[start Records provided]

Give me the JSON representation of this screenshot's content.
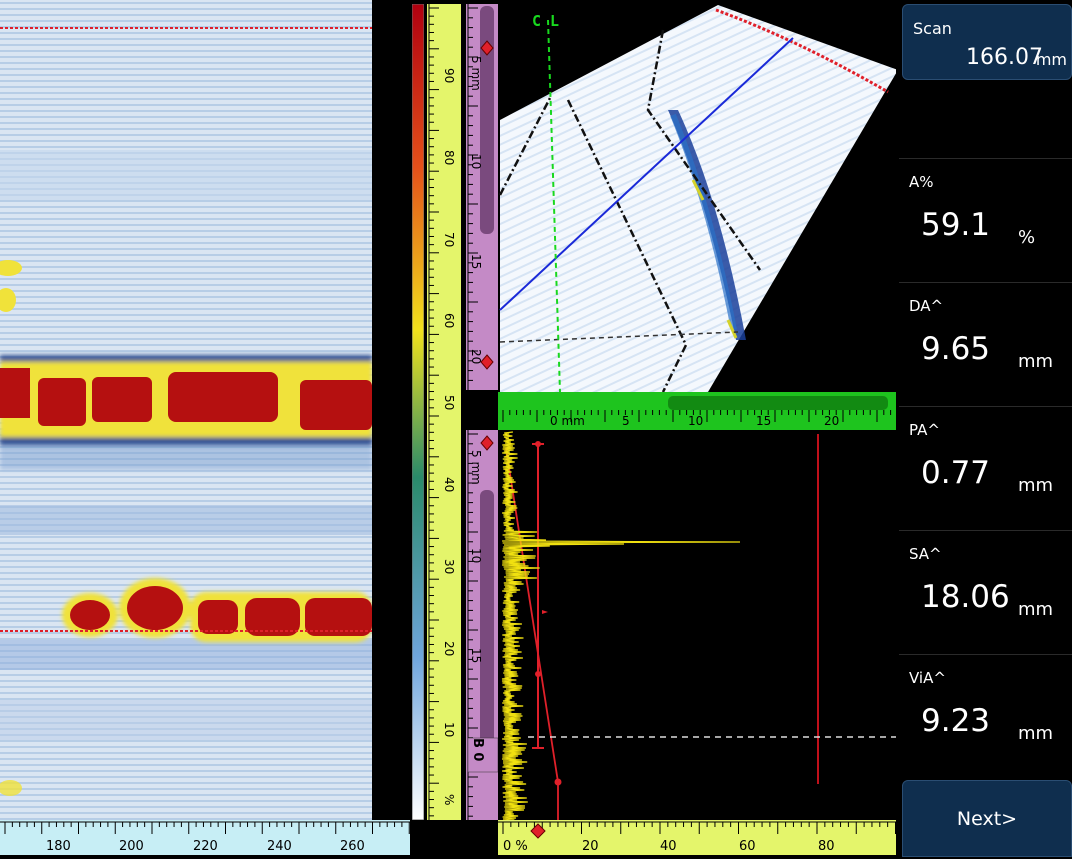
{
  "cscan": {
    "axis_ticks": [
      "180",
      "200",
      "220",
      "240",
      "260"
    ]
  },
  "amplitude_ruler": {
    "ticks": [
      "90",
      "80",
      "70",
      "60",
      "50",
      "40",
      "30",
      "20",
      "10",
      "%"
    ]
  },
  "depth_ruler_top": {
    "ticks": [
      "5 mm",
      "10",
      "15",
      "20"
    ]
  },
  "depth_ruler_bottom": {
    "ticks": [
      "5 mm",
      "10",
      "15",
      "20"
    ],
    "gate_label": "B 0"
  },
  "sector": {
    "cl_label": "C L",
    "axis_ticks": [
      "0 mm",
      "5",
      "10",
      "15",
      "20"
    ]
  },
  "ascan": {
    "axis_ticks": [
      "0 %",
      "20",
      "40",
      "60",
      "80"
    ]
  },
  "panel": {
    "scan": {
      "label": "Scan",
      "value": "166.07",
      "unit": "mm"
    },
    "readings": [
      {
        "label": "A%",
        "value": "59.1",
        "unit": "%"
      },
      {
        "label": "DA^",
        "value": "9.65",
        "unit": "mm"
      },
      {
        "label": "PA^",
        "value": "0.77",
        "unit": "mm"
      },
      {
        "label": "SA^",
        "value": "18.06",
        "unit": "mm"
      },
      {
        "label": "ViA^",
        "value": "9.23",
        "unit": "mm"
      }
    ],
    "next_label": "Next>"
  },
  "colors": {
    "accent_blue": "#0f2e4e",
    "ruler_yellow": "#e4f56b",
    "ruler_purple": "#c48ac6",
    "cursor_red": "#e0202a",
    "signal_yellow": "#f0e010",
    "axis_green": "#18d81e"
  }
}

[end Records provided]

Quote the data above in full, leaving out the pictures it holds.

Finished answer:
Give me the JSON representation of this screenshot's content.
{
  "cscan": {
    "axis_ticks": [
      "180",
      "200",
      "220",
      "240",
      "260"
    ]
  },
  "amplitude_ruler": {
    "ticks": [
      "90",
      "80",
      "70",
      "60",
      "50",
      "40",
      "30",
      "20",
      "10",
      "%"
    ]
  },
  "depth_ruler_top": {
    "ticks": [
      "5 mm",
      "10",
      "15",
      "20"
    ]
  },
  "depth_ruler_bottom": {
    "ticks": [
      "5 mm",
      "10",
      "15",
      "20"
    ],
    "gate_label": "B 0"
  },
  "sector": {
    "cl_label": "C L",
    "axis_ticks": [
      "0 mm",
      "5",
      "10",
      "15",
      "20"
    ]
  },
  "ascan": {
    "axis_ticks": [
      "0 %",
      "20",
      "40",
      "60",
      "80"
    ]
  },
  "panel": {
    "scan": {
      "label": "Scan",
      "value": "166.07",
      "unit": "mm"
    },
    "readings": [
      {
        "label": "A%",
        "value": "59.1",
        "unit": "%"
      },
      {
        "label": "DA^",
        "value": "9.65",
        "unit": "mm"
      },
      {
        "label": "PA^",
        "value": "0.77",
        "unit": "mm"
      },
      {
        "label": "SA^",
        "value": "18.06",
        "unit": "mm"
      },
      {
        "label": "ViA^",
        "value": "9.23",
        "unit": "mm"
      }
    ],
    "next_label": "Next>"
  },
  "colors": {
    "accent_blue": "#0f2e4e",
    "ruler_yellow": "#e4f56b",
    "ruler_purple": "#c48ac6",
    "cursor_red": "#e0202a",
    "signal_yellow": "#f0e010",
    "axis_green": "#18d81e"
  }
}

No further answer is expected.